- WHAT THE EXERCISE ASKS -
Leave out the pictures; transcribe all else exactly.

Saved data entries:
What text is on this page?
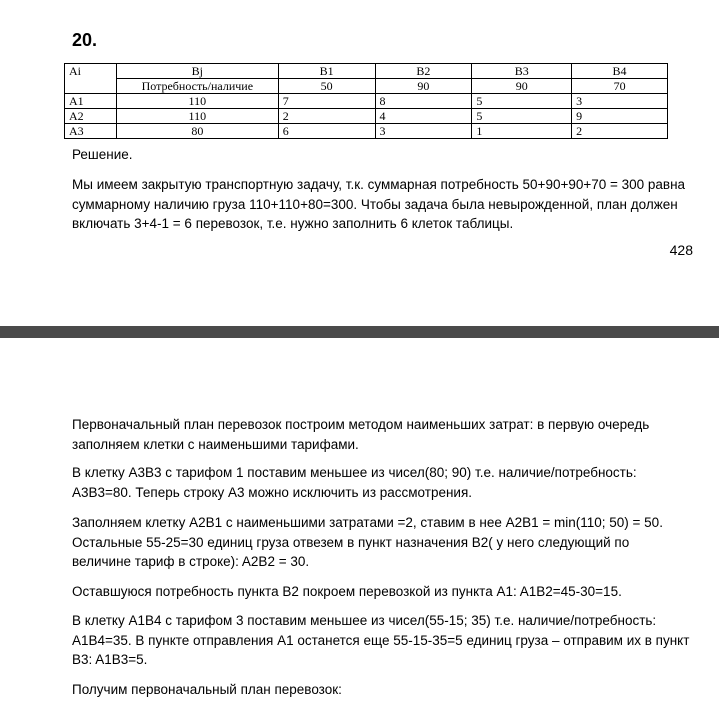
20.
Ai	Bj	B1	B2	B3	B4
	Потребность/наличие	50	90	90	70
A1	110	7	8	5	3
A2	110	2	4	5	9
A3	80	6	3	1	2
Решение.
Мы имеем закрытую транспортную задачу, т.к. суммарная потребность 50+90+90+70 = 300 равна суммарному наличию груза 110+110+80=300. Чтобы задача была невырожденной, план должен включать 3+4-1 = 6 перевозок, т.е. нужно заполнить 6 клеток таблицы.
428
Первоначальный план перевозок построим методом наименьших затрат: в первую очередь заполняем клетки с наименьшими тарифами.
В клетку A3B3 с тарифом 1 поставим меньшее из чисел(80; 90) т.е. наличие/потребность: A3B3=80. Теперь строку A3 можно исключить из рассмотрения.
Заполняем клетку A2B1 с наименьшими затратами =2, ставим в нее A2B1 = min(110; 50) = 50. Остальные 55-25=30 единиц груза отвезем в пункт назначения B2( у него следующий по величине тариф в строке): A2B2 = 30.
Оставшуюся потребность пункта B2 покроем перевозкой из пункта A1: A1B2=45-30=15.
В клетку A1B4 с тарифом 3 поставим меньшее из чисел(55-15; 35) т.е. наличие/потребность: A1B4=35. В пункте отправления A1 останется еще 55-15-35=5 единиц груза – отправим их в пункт B3: A1B3=5.
Получим первоначальный план перевозок:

- OUTPUT BELOW -
What text is on this page?
20.
Ai	Bj	B1	B2	B3	B4
	Потребность/наличие	50	90	90	70
A1	110	7	8	5	3
A2	110	2	4	5	9
A3	80	6	3	1	2
Решение.
Мы имеем закрытую транспортную задачу, т.к. суммарная потребность 50+90+90+70 = 300 равна суммарному наличию груза 110+110+80=300. Чтобы задача была невырожденной, план должен включать 3+4-1 = 6 перевозок, т.е. нужно заполнить 6 клеток таблицы.
428
Первоначальный план перевозок построим методом наименьших затрат: в первую очередь заполняем клетки с наименьшими тарифами.
В клетку A3B3 с тарифом 1 поставим меньшее из чисел(80; 90) т.е. наличие/потребность: A3B3=80. Теперь строку A3 можно исключить из рассмотрения.
Заполняем клетку A2B1 с наименьшими затратами =2, ставим в нее A2B1 = min(110; 50) = 50. Остальные 55-25=30 единиц груза отвезем в пункт назначения B2( у него следующий по величине тариф в строке): A2B2 = 30.
Оставшуюся потребность пункта B2 покроем перевозкой из пункта A1: A1B2=45-30=15.
В клетку A1B4 с тарифом 3 поставим меньшее из чисел(55-15; 35) т.е. наличие/потребность: A1B4=35. В пункте отправления A1 останется еще 55-15-35=5 единиц груза – отправим их в пункт B3: A1B3=5.
Получим первоначальный план перевозок:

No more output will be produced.